Figure data in JSON:
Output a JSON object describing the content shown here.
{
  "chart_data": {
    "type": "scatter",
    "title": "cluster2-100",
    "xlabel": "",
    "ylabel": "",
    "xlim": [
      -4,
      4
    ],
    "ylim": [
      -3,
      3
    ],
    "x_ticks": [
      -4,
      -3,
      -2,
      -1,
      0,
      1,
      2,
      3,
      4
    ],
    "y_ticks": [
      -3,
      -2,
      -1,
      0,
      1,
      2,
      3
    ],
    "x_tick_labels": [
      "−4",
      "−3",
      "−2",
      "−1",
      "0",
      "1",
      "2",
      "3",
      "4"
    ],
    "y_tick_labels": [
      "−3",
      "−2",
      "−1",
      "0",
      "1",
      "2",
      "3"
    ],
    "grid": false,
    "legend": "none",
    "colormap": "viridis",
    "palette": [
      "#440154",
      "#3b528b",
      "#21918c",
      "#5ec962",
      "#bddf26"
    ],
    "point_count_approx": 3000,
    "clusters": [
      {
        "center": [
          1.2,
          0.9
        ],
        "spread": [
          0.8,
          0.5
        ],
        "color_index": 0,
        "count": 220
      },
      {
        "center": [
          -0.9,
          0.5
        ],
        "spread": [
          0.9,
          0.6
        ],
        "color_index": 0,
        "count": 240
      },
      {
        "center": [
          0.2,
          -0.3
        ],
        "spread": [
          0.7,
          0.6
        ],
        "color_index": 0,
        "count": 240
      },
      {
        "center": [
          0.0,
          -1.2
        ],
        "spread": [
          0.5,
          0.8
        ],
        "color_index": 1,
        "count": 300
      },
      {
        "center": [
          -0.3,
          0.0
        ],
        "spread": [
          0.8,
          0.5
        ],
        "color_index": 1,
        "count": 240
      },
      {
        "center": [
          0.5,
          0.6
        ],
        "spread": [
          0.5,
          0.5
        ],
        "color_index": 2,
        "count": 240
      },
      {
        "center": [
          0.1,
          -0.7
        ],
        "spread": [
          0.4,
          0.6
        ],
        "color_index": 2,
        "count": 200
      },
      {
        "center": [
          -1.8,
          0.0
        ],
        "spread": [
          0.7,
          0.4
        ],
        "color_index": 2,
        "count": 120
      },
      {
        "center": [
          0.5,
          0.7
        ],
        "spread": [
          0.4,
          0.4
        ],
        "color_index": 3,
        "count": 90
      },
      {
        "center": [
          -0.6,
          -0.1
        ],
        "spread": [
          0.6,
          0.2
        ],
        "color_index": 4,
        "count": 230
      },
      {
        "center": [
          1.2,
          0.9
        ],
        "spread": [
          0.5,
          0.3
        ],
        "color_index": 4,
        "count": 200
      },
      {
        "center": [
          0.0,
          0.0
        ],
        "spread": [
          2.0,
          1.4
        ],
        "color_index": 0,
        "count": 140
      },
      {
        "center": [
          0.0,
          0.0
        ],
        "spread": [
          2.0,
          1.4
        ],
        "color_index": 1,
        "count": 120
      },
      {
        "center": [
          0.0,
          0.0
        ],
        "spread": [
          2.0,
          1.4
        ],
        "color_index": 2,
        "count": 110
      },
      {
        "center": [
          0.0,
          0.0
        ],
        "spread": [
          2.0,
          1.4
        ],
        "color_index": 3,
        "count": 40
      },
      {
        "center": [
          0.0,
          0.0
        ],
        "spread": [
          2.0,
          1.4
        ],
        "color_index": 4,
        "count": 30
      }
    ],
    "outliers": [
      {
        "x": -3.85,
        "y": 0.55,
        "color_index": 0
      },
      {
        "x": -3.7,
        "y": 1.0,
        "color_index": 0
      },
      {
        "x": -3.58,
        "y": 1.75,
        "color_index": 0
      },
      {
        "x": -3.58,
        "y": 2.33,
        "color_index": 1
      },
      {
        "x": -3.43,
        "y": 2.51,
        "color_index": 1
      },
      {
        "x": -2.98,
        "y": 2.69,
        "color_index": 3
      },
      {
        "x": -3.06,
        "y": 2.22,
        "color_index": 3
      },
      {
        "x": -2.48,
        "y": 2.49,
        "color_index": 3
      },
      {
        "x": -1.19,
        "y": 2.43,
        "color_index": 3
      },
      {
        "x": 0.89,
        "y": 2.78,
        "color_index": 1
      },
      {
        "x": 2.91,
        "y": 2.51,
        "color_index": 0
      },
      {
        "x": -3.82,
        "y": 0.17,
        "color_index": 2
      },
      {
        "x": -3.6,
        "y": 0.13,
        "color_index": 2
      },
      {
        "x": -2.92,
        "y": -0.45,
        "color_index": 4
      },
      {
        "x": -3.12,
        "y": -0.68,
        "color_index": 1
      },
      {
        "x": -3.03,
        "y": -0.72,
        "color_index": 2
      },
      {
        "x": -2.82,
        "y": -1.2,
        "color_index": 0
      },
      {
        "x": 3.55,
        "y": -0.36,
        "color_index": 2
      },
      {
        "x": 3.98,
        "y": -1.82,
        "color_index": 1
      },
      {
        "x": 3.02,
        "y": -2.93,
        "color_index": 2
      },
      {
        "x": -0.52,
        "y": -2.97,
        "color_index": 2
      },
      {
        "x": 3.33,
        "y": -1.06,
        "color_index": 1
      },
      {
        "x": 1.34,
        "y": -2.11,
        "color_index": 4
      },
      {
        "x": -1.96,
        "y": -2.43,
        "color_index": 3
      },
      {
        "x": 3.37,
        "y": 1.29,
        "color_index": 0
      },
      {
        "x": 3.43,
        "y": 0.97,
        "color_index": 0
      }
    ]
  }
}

=== YOUR TASK ===
Copy all of the material word for word.

=== FULL ANSWER ===
Output a JSON object describing the content shown here.
{
  "chart_data": {
    "type": "scatter",
    "title": "cluster2-100",
    "xlabel": "",
    "ylabel": "",
    "xlim": [
      -4,
      4
    ],
    "ylim": [
      -3,
      3
    ],
    "x_ticks": [
      -4,
      -3,
      -2,
      -1,
      0,
      1,
      2,
      3,
      4
    ],
    "y_ticks": [
      -3,
      -2,
      -1,
      0,
      1,
      2,
      3
    ],
    "x_tick_labels": [
      "−4",
      "−3",
      "−2",
      "−1",
      "0",
      "1",
      "2",
      "3",
      "4"
    ],
    "y_tick_labels": [
      "−3",
      "−2",
      "−1",
      "0",
      "1",
      "2",
      "3"
    ],
    "grid": false,
    "legend": "none",
    "colormap": "viridis",
    "palette": [
      "#440154",
      "#3b528b",
      "#21918c",
      "#5ec962",
      "#bddf26"
    ],
    "point_count_approx": 3000,
    "clusters": [
      {
        "center": [
          1.2,
          0.9
        ],
        "spread": [
          0.8,
          0.5
        ],
        "color_index": 0,
        "count": 220
      },
      {
        "center": [
          -0.9,
          0.5
        ],
        "spread": [
          0.9,
          0.6
        ],
        "color_index": 0,
        "count": 240
      },
      {
        "center": [
          0.2,
          -0.3
        ],
        "spread": [
          0.7,
          0.6
        ],
        "color_index": 0,
        "count": 240
      },
      {
        "center": [
          0.0,
          -1.2
        ],
        "spread": [
          0.5,
          0.8
        ],
        "color_index": 1,
        "count": 300
      },
      {
        "center": [
          -0.3,
          0.0
        ],
        "spread": [
          0.8,
          0.5
        ],
        "color_index": 1,
        "count": 240
      },
      {
        "center": [
          0.5,
          0.6
        ],
        "spread": [
          0.5,
          0.5
        ],
        "color_index": 2,
        "count": 240
      },
      {
        "center": [
          0.1,
          -0.7
        ],
        "spread": [
          0.4,
          0.6
        ],
        "color_index": 2,
        "count": 200
      },
      {
        "center": [
          -1.8,
          0.0
        ],
        "spread": [
          0.7,
          0.4
        ],
        "color_index": 2,
        "count": 120
      },
      {
        "center": [
          0.5,
          0.7
        ],
        "spread": [
          0.4,
          0.4
        ],
        "color_index": 3,
        "count": 90
      },
      {
        "center": [
          -0.6,
          -0.1
        ],
        "spread": [
          0.6,
          0.2
        ],
        "color_index": 4,
        "count": 230
      },
      {
        "center": [
          1.2,
          0.9
        ],
        "spread": [
          0.5,
          0.3
        ],
        "color_index": 4,
        "count": 200
      },
      {
        "center": [
          0.0,
          0.0
        ],
        "spread": [
          2.0,
          1.4
        ],
        "color_index": 0,
        "count": 140
      },
      {
        "center": [
          0.0,
          0.0
        ],
        "spread": [
          2.0,
          1.4
        ],
        "color_index": 1,
        "count": 120
      },
      {
        "center": [
          0.0,
          0.0
        ],
        "spread": [
          2.0,
          1.4
        ],
        "color_index": 2,
        "count": 110
      },
      {
        "center": [
          0.0,
          0.0
        ],
        "spread": [
          2.0,
          1.4
        ],
        "color_index": 3,
        "count": 40
      },
      {
        "center": [
          0.0,
          0.0
        ],
        "spread": [
          2.0,
          1.4
        ],
        "color_index": 4,
        "count": 30
      }
    ],
    "outliers": [
      {
        "x": -3.85,
        "y": 0.55,
        "color_index": 0
      },
      {
        "x": -3.7,
        "y": 1.0,
        "color_index": 0
      },
      {
        "x": -3.58,
        "y": 1.75,
        "color_index": 0
      },
      {
        "x": -3.58,
        "y": 2.33,
        "color_index": 1
      },
      {
        "x": -3.43,
        "y": 2.51,
        "color_index": 1
      },
      {
        "x": -2.98,
        "y": 2.69,
        "color_index": 3
      },
      {
        "x": -3.06,
        "y": 2.22,
        "color_index": 3
      },
      {
        "x": -2.48,
        "y": 2.49,
        "color_index": 3
      },
      {
        "x": -1.19,
        "y": 2.43,
        "color_index": 3
      },
      {
        "x": 0.89,
        "y": 2.78,
        "color_index": 1
      },
      {
        "x": 2.91,
        "y": 2.51,
        "color_index": 0
      },
      {
        "x": -3.82,
        "y": 0.17,
        "color_index": 2
      },
      {
        "x": -3.6,
        "y": 0.13,
        "color_index": 2
      },
      {
        "x": -2.92,
        "y": -0.45,
        "color_index": 4
      },
      {
        "x": -3.12,
        "y": -0.68,
        "color_index": 1
      },
      {
        "x": -3.03,
        "y": -0.72,
        "color_index": 2
      },
      {
        "x": -2.82,
        "y": -1.2,
        "color_index": 0
      },
      {
        "x": 3.55,
        "y": -0.36,
        "color_index": 2
      },
      {
        "x": 3.98,
        "y": -1.82,
        "color_index": 1
      },
      {
        "x": 3.02,
        "y": -2.93,
        "color_index": 2
      },
      {
        "x": -0.52,
        "y": -2.97,
        "color_index": 2
      },
      {
        "x": 3.33,
        "y": -1.06,
        "color_index": 1
      },
      {
        "x": 1.34,
        "y": -2.11,
        "color_index": 4
      },
      {
        "x": -1.96,
        "y": -2.43,
        "color_index": 3
      },
      {
        "x": 3.37,
        "y": 1.29,
        "color_index": 0
      },
      {
        "x": 3.43,
        "y": 0.97,
        "color_index": 0
      }
    ]
  }
}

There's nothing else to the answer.